Write the data out again, exactly as given.

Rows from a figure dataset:
"""
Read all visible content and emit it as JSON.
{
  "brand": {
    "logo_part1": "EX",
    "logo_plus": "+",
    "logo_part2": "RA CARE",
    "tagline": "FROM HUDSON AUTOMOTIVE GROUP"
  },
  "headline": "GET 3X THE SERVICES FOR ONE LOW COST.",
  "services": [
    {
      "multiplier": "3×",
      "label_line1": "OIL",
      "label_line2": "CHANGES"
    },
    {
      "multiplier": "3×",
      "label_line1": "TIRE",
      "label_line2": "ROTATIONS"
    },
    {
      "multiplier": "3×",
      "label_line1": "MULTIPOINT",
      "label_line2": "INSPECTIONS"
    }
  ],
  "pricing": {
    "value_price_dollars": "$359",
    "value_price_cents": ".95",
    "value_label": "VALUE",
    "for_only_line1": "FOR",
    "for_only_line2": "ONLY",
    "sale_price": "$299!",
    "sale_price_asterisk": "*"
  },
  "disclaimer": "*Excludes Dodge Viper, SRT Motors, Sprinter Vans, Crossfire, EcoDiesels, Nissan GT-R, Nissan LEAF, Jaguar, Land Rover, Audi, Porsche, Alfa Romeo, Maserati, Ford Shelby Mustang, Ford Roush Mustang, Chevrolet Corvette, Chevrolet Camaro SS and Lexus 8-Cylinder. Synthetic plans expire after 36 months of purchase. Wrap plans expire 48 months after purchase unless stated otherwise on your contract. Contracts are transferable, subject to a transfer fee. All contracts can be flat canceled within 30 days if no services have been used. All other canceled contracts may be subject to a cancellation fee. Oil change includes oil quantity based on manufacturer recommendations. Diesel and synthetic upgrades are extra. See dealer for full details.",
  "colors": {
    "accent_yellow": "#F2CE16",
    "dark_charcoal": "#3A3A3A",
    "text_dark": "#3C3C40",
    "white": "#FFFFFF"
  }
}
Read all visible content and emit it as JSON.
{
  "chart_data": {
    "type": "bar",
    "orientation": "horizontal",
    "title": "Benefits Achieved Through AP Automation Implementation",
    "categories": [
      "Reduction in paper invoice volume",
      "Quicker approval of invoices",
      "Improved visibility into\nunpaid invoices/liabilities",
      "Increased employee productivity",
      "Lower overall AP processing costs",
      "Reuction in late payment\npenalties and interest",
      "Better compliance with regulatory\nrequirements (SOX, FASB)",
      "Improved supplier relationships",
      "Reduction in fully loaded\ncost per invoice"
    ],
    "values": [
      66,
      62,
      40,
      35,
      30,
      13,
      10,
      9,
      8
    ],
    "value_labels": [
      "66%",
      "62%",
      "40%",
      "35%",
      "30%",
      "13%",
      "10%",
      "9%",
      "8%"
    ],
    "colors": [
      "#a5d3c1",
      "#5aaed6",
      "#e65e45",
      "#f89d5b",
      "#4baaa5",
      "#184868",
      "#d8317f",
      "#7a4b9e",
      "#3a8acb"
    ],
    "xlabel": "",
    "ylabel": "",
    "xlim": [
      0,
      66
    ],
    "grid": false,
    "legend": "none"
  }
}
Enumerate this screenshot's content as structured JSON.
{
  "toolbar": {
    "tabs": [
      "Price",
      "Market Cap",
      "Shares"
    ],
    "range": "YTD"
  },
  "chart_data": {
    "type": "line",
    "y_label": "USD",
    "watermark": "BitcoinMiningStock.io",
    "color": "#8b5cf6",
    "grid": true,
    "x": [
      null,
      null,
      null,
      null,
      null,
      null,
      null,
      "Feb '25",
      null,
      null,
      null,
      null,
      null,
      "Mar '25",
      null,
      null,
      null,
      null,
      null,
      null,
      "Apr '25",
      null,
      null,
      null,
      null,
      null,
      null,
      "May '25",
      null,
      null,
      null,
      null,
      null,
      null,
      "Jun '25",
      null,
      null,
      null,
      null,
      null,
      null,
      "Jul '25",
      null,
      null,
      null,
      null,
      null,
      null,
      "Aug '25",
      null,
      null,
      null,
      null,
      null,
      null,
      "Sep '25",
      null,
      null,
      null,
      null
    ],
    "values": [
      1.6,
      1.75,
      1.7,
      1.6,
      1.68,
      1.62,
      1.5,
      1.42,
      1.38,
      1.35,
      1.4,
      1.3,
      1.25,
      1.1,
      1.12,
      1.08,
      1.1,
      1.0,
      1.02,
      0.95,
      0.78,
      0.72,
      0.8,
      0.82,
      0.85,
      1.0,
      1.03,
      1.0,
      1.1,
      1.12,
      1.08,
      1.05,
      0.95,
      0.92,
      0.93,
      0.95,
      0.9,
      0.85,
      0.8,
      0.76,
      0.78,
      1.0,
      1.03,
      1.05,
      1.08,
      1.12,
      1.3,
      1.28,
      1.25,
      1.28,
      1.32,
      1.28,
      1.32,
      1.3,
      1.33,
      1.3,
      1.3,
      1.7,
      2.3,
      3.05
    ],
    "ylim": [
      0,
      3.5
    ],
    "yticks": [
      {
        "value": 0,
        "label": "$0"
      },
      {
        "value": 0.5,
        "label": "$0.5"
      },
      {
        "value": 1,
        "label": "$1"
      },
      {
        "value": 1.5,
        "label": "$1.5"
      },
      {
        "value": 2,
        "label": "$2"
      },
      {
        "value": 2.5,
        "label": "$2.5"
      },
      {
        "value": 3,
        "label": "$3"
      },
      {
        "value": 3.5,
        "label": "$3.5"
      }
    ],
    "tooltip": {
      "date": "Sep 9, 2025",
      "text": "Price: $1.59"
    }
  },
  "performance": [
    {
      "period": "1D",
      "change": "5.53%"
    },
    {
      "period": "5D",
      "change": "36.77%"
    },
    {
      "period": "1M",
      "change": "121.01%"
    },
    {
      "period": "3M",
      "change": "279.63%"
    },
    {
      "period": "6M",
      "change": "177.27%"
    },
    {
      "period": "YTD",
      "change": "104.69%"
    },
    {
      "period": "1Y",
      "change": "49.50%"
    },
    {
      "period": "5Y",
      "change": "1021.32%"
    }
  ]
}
"""
Response:
Read all visible content and emit it as JSON.
{
  "brand": {
    "logo_part1": "EX",
    "logo_plus": "+",
    "logo_part2": "RA CARE",
    "tagline": "FROM HUDSON AUTOMOTIVE GROUP"
  },
  "headline": "GET 3X THE SERVICES FOR ONE LOW COST.",
  "services": [
    {
      "multiplier": "3×",
      "label_line1": "OIL",
      "label_line2": "CHANGES"
    },
    {
      "multiplier": "3×",
      "label_line1": "TIRE",
      "label_line2": "ROTATIONS"
    },
    {
      "multiplier": "3×",
      "label_line1": "MULTIPOINT",
      "label_line2": "INSPECTIONS"
    }
  ],
  "pricing": {
    "value_price_dollars": "$359",
    "value_price_cents": ".95",
    "value_label": "VALUE",
    "for_only_line1": "FOR",
    "for_only_line2": "ONLY",
    "sale_price": "$299!",
    "sale_price_asterisk": "*"
  },
  "disclaimer": "*Excludes Dodge Viper, SRT Motors, Sprinter Vans, Crossfire, EcoDiesels, Nissan GT-R, Nissan LEAF, Jaguar, Land Rover, Audi, Porsche, Alfa Romeo, Maserati, Ford Shelby Mustang, Ford Roush Mustang, Chevrolet Corvette, Chevrolet Camaro SS and Lexus 8-Cylinder. Synthetic plans expire after 36 months of purchase. Wrap plans expire 48 months after purchase unless stated otherwise on your contract. Contracts are transferable, subject to a transfer fee. All contracts can be flat canceled within 30 days if no services have been used. All other canceled contracts may be subject to a cancellation fee. Oil change includes oil quantity based on manufacturer recommendations. Diesel and synthetic upgrades are extra. See dealer for full details.",
  "colors": {
    "accent_yellow": "#F2CE16",
    "dark_charcoal": "#3A3A3A",
    "text_dark": "#3C3C40",
    "white": "#FFFFFF"
  }
}
Read all visible content and emit it as JSON.
{
  "chart_data": {
    "type": "bar",
    "orientation": "horizontal",
    "title": "Benefits Achieved Through AP Automation Implementation",
    "categories": [
      "Reduction in paper invoice volume",
      "Quicker approval of invoices",
      "Improved visibility into\nunpaid invoices/liabilities",
      "Increased employee productivity",
      "Lower overall AP processing costs",
      "Reuction in late payment\npenalties and interest",
      "Better compliance with regulatory\nrequirements (SOX, FASB)",
      "Improved supplier relationships",
      "Reduction in fully loaded\ncost per invoice"
    ],
    "values": [
      66,
      62,
      40,
      35,
      30,
      13,
      10,
      9,
      8
    ],
    "value_labels": [
      "66%",
      "62%",
      "40%",
      "35%",
      "30%",
      "13%",
      "10%",
      "9%",
      "8%"
    ],
    "colors": [
      "#a5d3c1",
      "#5aaed6",
      "#e65e45",
      "#f89d5b",
      "#4baaa5",
      "#184868",
      "#d8317f",
      "#7a4b9e",
      "#3a8acb"
    ],
    "xlabel": "",
    "ylabel": "",
    "xlim": [
      0,
      66
    ],
    "grid": false,
    "legend": "none"
  }
}
Enumerate this screenshot's content as structured JSON.
{
  "toolbar": {
    "tabs": [
      "Price",
      "Market Cap",
      "Shares"
    ],
    "range": "YTD"
  },
  "chart_data": {
    "type": "line",
    "y_label": "USD",
    "watermark": "BitcoinMiningStock.io",
    "color": "#8b5cf6",
    "grid": true,
    "x": [
      null,
      null,
      null,
      null,
      null,
      null,
      null,
      "Feb '25",
      null,
      null,
      null,
      null,
      null,
      "Mar '25",
      null,
      null,
      null,
      null,
      null,
      null,
      "Apr '25",
      null,
      null,
      null,
      null,
      null,
      null,
      "May '25",
      null,
      null,
      null,
      null,
      null,
      null,
      "Jun '25",
      null,
      null,
      null,
      null,
      null,
      null,
      "Jul '25",
      null,
      null,
      null,
      null,
      null,
      null,
      "Aug '25",
      null,
      null,
      null,
      null,
      null,
      null,
      "Sep '25",
      null,
      null,
      null,
      null
    ],
    "values": [
      1.6,
      1.75,
      1.7,
      1.6,
      1.68,
      1.62,
      1.5,
      1.42,
      1.38,
      1.35,
      1.4,
      1.3,
      1.25,
      1.1,
      1.12,
      1.08,
      1.1,
      1.0,
      1.02,
      0.95,
      0.78,
      0.72,
      0.8,
      0.82,
      0.85,
      1.0,
      1.03,
      1.0,
      1.1,
      1.12,
      1.08,
      1.05,
      0.95,
      0.92,
      0.93,
      0.95,
      0.9,
      0.85,
      0.8,
      0.76,
      0.78,
      1.0,
      1.03,
      1.05,
      1.08,
      1.12,
      1.3,
      1.28,
      1.25,
      1.28,
      1.32,
      1.28,
      1.32,
      1.3,
      1.33,
      1.3,
      1.3,
      1.7,
      2.3,
      3.05
    ],
    "ylim": [
      0,
      3.5
    ],
    "yticks": [
      {
        "value": 0,
        "label": "$0"
      },
      {
        "value": 0.5,
        "label": "$0.5"
      },
      {
        "value": 1,
        "label": "$1"
      },
      {
        "value": 1.5,
        "label": "$1.5"
      },
      {
        "value": 2,
        "label": "$2"
      },
      {
        "value": 2.5,
        "label": "$2.5"
      },
      {
        "value": 3,
        "label": "$3"
      },
      {
        "value": 3.5,
        "label": "$3.5"
      }
    ],
    "tooltip": {
      "date": "Sep 9, 2025",
      "text": "Price: $1.59"
    }
  },
  "performance": [
    {
      "period": "1D",
      "change": "5.53%"
    },
    {
      "period": "5D",
      "change": "36.77%"
    },
    {
      "period": "1M",
      "change": "121.01%"
    },
    {
      "period": "3M",
      "change": "279.63%"
    },
    {
      "period": "6M",
      "change": "177.27%"
    },
    {
      "period": "YTD",
      "change": "104.69%"
    },
    {
      "period": "1Y",
      "change": "49.50%"
    },
    {
      "period": "5Y",
      "change": "1021.32%"
    }
  ]
}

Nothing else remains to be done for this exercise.